● **Dataset excerpt**:
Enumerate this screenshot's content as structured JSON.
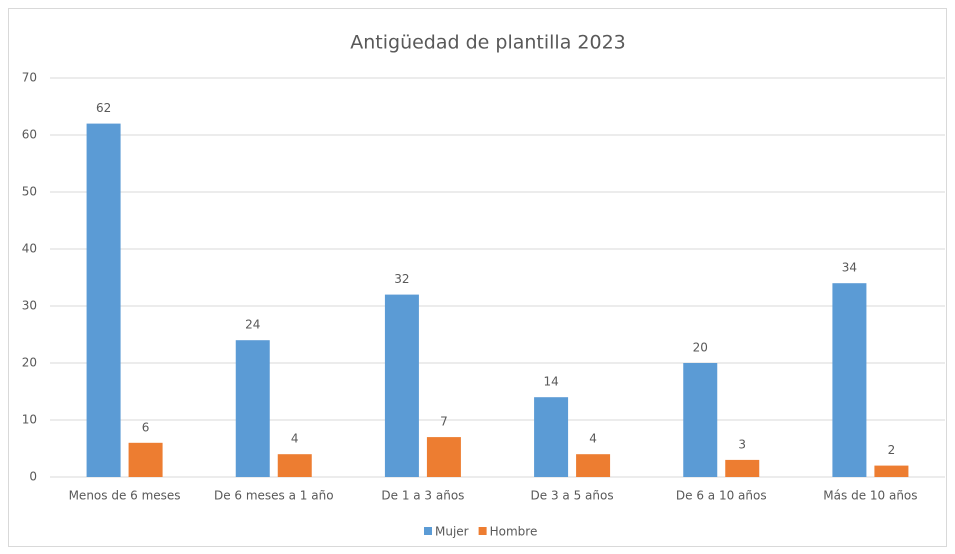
{
  "chart_data": {
    "type": "bar",
    "title": "Antigüedad de plantilla 2023",
    "categories": [
      "Menos de 6 meses",
      "De 6 meses a 1 año",
      "De 1 a 3 años",
      "De 3 a 5 años",
      "De 6 a 10 años",
      "Más de 10 años"
    ],
    "series": [
      {
        "name": "Mujer",
        "color": "#5b9bd5",
        "values": [
          62,
          24,
          32,
          14,
          20,
          34
        ]
      },
      {
        "name": "Hombre",
        "color": "#ed7d31",
        "values": [
          6,
          4,
          7,
          4,
          3,
          2
        ]
      }
    ],
    "ylim": [
      0,
      70
    ],
    "yticks": [
      0,
      10,
      20,
      30,
      40,
      50,
      60,
      70
    ],
    "grid": true,
    "legend": "bottom"
  }
}
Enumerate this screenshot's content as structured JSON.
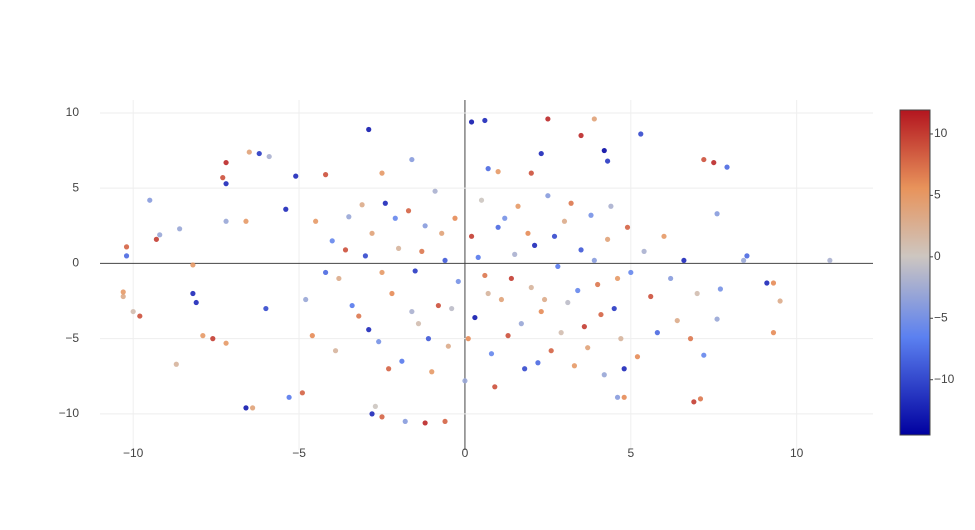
{
  "chart_data": {
    "type": "scatter",
    "x": [
      -10.2,
      -10.2,
      -10.3,
      -10.3,
      -10.0,
      -9.8,
      -9.5,
      -9.2,
      -9.3,
      -8.6,
      -8.2,
      -8.2,
      -8.1,
      -8.7,
      -7.9,
      -7.6,
      -7.2,
      -7.2,
      -7.2,
      -7.3,
      -7.2,
      -6.6,
      -6.5,
      -6.2,
      -5.9,
      -6.6,
      -6.4,
      -5.3,
      -4.9,
      -6.0,
      -5.4,
      -5.1,
      -4.2,
      -2.9,
      -2.5,
      -2.8,
      -2.7,
      -2.5,
      -1.8,
      -1.2,
      -0.6,
      -1.6,
      0.2,
      0.6,
      0.7,
      1.0,
      2.5,
      2.3,
      2.0,
      3.5,
      3.9,
      4.2,
      4.3,
      5.3,
      7.2,
      7.5,
      7.9,
      8.5,
      8.4,
      9.3,
      9.1,
      9.5,
      9.3,
      11.0,
      6.9,
      7.1,
      4.8,
      4.6,
      7.6,
      7.7,
      7.2,
      7.6,
      -4.5,
      -4.0,
      -3.8,
      -3.5,
      -3.2,
      -3.0,
      -2.8,
      -2.6,
      -2.4,
      -2.2,
      -2.0,
      -1.9,
      -1.7,
      -1.5,
      -1.4,
      -1.2,
      -1.0,
      -0.9,
      -0.8,
      -0.6,
      -0.5,
      -0.3,
      -0.2,
      0.0,
      0.2,
      0.3,
      0.5,
      0.6,
      0.8,
      1.0,
      1.1,
      1.3,
      1.5,
      1.6,
      1.8,
      2.0,
      2.1,
      2.3,
      2.5,
      2.6,
      2.8,
      3.0,
      3.1,
      3.3,
      3.5,
      3.6,
      3.8,
      4.0,
      4.2,
      4.3,
      4.5,
      4.7,
      4.9,
      5.0,
      5.2,
      5.4,
      5.6,
      5.8,
      6.0,
      6.2,
      6.4,
      6.6,
      6.8,
      7.0,
      -4.8,
      -4.6,
      -4.2,
      -3.9,
      -3.6,
      -3.4,
      -3.1,
      -2.9,
      -2.5,
      -2.3,
      -2.1,
      -1.6,
      -1.3,
      -1.1,
      -0.7,
      -0.4,
      0.1,
      0.4,
      0.7,
      0.9,
      1.2,
      1.4,
      1.7,
      1.9,
      2.2,
      2.4,
      2.7,
      2.9,
      3.2,
      3.4,
      3.7,
      3.9,
      4.1,
      4.4,
      4.6,
      4.8
    ],
    "y": [
      1.1,
      0.5,
      -2.2,
      -1.9,
      -3.2,
      -3.5,
      4.2,
      1.9,
      1.6,
      2.3,
      -0.1,
      -2.0,
      -2.6,
      -6.7,
      -4.8,
      -5.0,
      -5.3,
      6.7,
      5.3,
      5.7,
      2.8,
      2.8,
      7.4,
      7.3,
      7.1,
      -9.6,
      -9.6,
      -8.9,
      -8.6,
      -3.0,
      3.6,
      5.8,
      5.9,
      8.9,
      6.0,
      -10.0,
      -9.5,
      -10.2,
      -10.5,
      -10.6,
      -10.5,
      6.9,
      9.4,
      9.5,
      6.3,
      6.1,
      9.6,
      7.3,
      6.0,
      8.5,
      9.6,
      7.5,
      6.8,
      8.6,
      6.9,
      6.7,
      6.4,
      0.5,
      0.2,
      -1.3,
      -1.3,
      -2.5,
      -4.6,
      0.2,
      -9.2,
      -9.0,
      -8.9,
      -8.9,
      -3.7,
      -1.7,
      -6.1,
      3.3,
      2.8,
      1.5,
      -1.0,
      3.1,
      -3.5,
      0.5,
      2.0,
      -5.2,
      4.0,
      -2.0,
      1.0,
      -6.5,
      3.5,
      -0.5,
      -4.0,
      2.5,
      -7.2,
      4.8,
      -2.8,
      0.2,
      -5.5,
      3.0,
      -1.2,
      -7.8,
      1.8,
      -3.6,
      4.2,
      -0.8,
      -6.0,
      2.4,
      -2.4,
      -4.8,
      0.6,
      3.8,
      -7.0,
      -1.6,
      1.2,
      -3.2,
      4.5,
      -5.8,
      -0.2,
      2.8,
      -2.6,
      -6.8,
      0.9,
      -4.2,
      3.2,
      -1.4,
      -7.4,
      1.6,
      -3.0,
      -5.0,
      2.4,
      -0.6,
      -6.2,
      0.8,
      -2.2,
      -4.6,
      1.8,
      -1.0,
      -3.8,
      0.2,
      -5.0,
      -2.0,
      -2.4,
      -4.8,
      -0.6,
      -5.8,
      0.9,
      -2.8,
      3.9,
      -4.4,
      -0.6,
      -7.0,
      3.0,
      -3.2,
      0.8,
      -5.0,
      2.0,
      -3.0,
      -5.0,
      0.4,
      -2.0,
      -8.2,
      3.0,
      -1.0,
      -4.0,
      2.0,
      -6.6,
      -2.4,
      1.8,
      -4.6,
      4.0,
      -1.8,
      -5.6,
      0.2,
      -3.4,
      3.8,
      -1.0,
      -7.0
    ],
    "color_values": [
      8,
      -8,
      3,
      5,
      1,
      9,
      -4,
      -3,
      10,
      -3,
      5,
      -12,
      -12,
      2,
      5,
      10,
      5,
      11,
      -12,
      9,
      -3,
      5,
      4,
      -11,
      -2,
      -13,
      4,
      -7,
      8,
      -10,
      -12,
      -12,
      9,
      -13,
      5,
      -12,
      0,
      8,
      -4,
      11,
      8,
      -4,
      -13,
      -12,
      -8,
      5,
      11,
      -12,
      9,
      11,
      4,
      -14,
      -11,
      -10,
      9,
      11,
      -8,
      -8,
      -3,
      6,
      -12,
      3,
      6,
      -2,
      10,
      7,
      6,
      -4,
      -3,
      -5,
      -6,
      -4,
      5,
      -6,
      3,
      -3,
      7,
      -10,
      4,
      -5,
      -12,
      6,
      2,
      -7,
      8,
      -11,
      1,
      -4,
      5,
      -2,
      9,
      -9,
      3,
      6,
      -5,
      -3,
      10,
      -13,
      0,
      7,
      -6,
      -8,
      4,
      9,
      -2,
      5,
      -10,
      2,
      -12,
      6,
      -4,
      8,
      -7,
      3,
      -1,
      5,
      -9,
      10,
      -5,
      7,
      -3,
      4,
      -11,
      2,
      8,
      -6,
      6,
      -2,
      9,
      -8,
      5,
      -4,
      3,
      -12,
      7,
      1,
      -3,
      6,
      -8,
      2,
      9,
      -7,
      3,
      -12,
      5,
      8,
      -6,
      -2,
      7,
      -9,
      4,
      -1,
      6,
      -7,
      2,
      9,
      -5,
      10,
      -3,
      6,
      -8,
      3,
      -10,
      1,
      7,
      -6,
      4,
      -4,
      8,
      -2,
      5,
      -12
    ],
    "xlim": [
      -11.0,
      12.3
    ],
    "ylim": [
      -12.4,
      10.86
    ],
    "clim": [
      -14.5,
      11.95
    ],
    "xticks": [
      {
        "value": -10,
        "label": "−10"
      },
      {
        "value": -5,
        "label": "−5"
      },
      0,
      5,
      10
    ],
    "yticks": [
      {
        "value": -10,
        "label": "−10"
      },
      {
        "value": -5,
        "label": "−5"
      },
      0,
      5,
      10
    ],
    "colorbar_ticks": [
      {
        "value": -10,
        "label": "−10"
      },
      {
        "value": -5,
        "label": "−5"
      },
      0,
      5,
      10
    ],
    "colorscale": [
      [
        0,
        "#00009f"
      ],
      [
        0.3,
        "#5b80f0"
      ],
      [
        0.55,
        "#cdc6c0"
      ],
      [
        0.76,
        "#e8935b"
      ],
      [
        1,
        "#b3151f"
      ]
    ],
    "grid": true
  }
}
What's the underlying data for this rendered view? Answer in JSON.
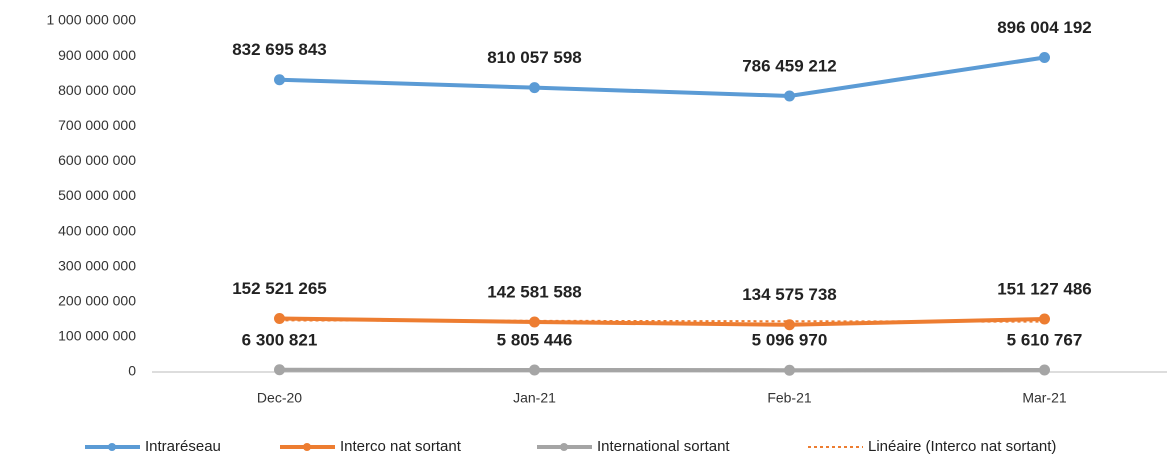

● **Goal**: Pull out every line in the material above where "años" occurs.

● **Solution to this exercise**:
      "De 1 a 3 años",
      "De 3 a 5 años",
      "De 6 a 10 años",
      "Más de 10 años"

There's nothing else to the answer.